Filter the listing below, copying every line in which the word "szeretettel" appears.
>> start
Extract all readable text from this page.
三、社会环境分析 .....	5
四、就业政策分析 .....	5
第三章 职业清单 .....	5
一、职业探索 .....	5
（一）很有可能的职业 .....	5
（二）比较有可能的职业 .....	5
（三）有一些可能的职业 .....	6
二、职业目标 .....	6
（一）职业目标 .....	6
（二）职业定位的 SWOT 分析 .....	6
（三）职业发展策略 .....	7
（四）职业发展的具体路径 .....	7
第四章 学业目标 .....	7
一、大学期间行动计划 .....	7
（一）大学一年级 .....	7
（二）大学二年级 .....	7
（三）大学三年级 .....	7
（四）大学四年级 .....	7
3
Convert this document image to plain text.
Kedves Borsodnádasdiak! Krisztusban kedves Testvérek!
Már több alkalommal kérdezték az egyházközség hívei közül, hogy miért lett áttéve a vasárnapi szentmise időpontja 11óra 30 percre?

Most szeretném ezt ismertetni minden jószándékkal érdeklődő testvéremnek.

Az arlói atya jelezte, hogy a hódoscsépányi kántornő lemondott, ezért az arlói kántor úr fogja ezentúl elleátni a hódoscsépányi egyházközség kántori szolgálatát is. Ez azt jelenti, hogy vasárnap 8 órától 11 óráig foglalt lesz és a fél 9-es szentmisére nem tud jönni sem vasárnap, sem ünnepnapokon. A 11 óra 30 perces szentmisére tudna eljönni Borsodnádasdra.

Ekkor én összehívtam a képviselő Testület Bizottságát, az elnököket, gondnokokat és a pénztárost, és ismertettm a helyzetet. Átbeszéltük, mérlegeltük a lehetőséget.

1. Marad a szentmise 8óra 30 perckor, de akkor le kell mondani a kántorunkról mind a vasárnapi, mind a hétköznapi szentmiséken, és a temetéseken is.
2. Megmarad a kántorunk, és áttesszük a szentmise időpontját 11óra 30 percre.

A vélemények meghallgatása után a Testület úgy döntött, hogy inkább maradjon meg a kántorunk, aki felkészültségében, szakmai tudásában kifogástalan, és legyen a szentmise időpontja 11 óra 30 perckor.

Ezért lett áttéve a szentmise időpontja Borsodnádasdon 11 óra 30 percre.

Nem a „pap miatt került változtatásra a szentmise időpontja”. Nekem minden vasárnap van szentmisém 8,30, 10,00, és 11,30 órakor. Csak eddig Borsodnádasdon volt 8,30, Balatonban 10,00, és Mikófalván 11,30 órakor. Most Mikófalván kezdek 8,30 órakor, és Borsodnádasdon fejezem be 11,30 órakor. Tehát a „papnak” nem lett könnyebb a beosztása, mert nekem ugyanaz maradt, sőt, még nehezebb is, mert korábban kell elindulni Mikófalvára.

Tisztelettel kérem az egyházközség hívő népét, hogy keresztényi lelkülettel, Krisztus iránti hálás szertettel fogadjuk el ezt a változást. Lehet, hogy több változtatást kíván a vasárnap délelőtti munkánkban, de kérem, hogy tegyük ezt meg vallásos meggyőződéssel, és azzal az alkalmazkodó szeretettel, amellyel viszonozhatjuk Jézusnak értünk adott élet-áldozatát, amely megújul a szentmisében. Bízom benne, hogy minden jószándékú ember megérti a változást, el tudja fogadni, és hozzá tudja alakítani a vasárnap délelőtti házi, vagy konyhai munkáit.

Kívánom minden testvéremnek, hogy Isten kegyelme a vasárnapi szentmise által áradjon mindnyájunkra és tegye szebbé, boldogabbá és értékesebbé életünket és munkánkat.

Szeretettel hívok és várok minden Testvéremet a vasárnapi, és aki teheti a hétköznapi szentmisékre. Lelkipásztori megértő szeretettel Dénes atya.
>> end
■ **Right answer**
Tisztelettel kérem az egyházközség hívő népét, hogy keresztényi lelkülettel, Krisztus iránti hálás szertettel fogadjuk el ezt a változást. Lehet, hogy több változtatást kíván a vasárnap délelőtti munkánkban, de kérem, hogy tegyük ezt meg vallásos meggyőződéssel, és azzal az alkalmazkodó szeretettel, amellyel viszonozhatjuk Jézusnak értünk adott élet-áldozatát, amely megújul a szentmisében. Bízom benne, hogy minden jószándékú ember megérti a változást, el tudja fogadni, és hozzá tudja alakítani a vasárnap délelőtti házi, vagy konyhai munkáit.
Szeretettel hívok és várok minden Testvéremet a vasárnapi, és aki teheti a hétköznapi szentmisékre. Lelkipásztori megértő szeretettel Dénes atya.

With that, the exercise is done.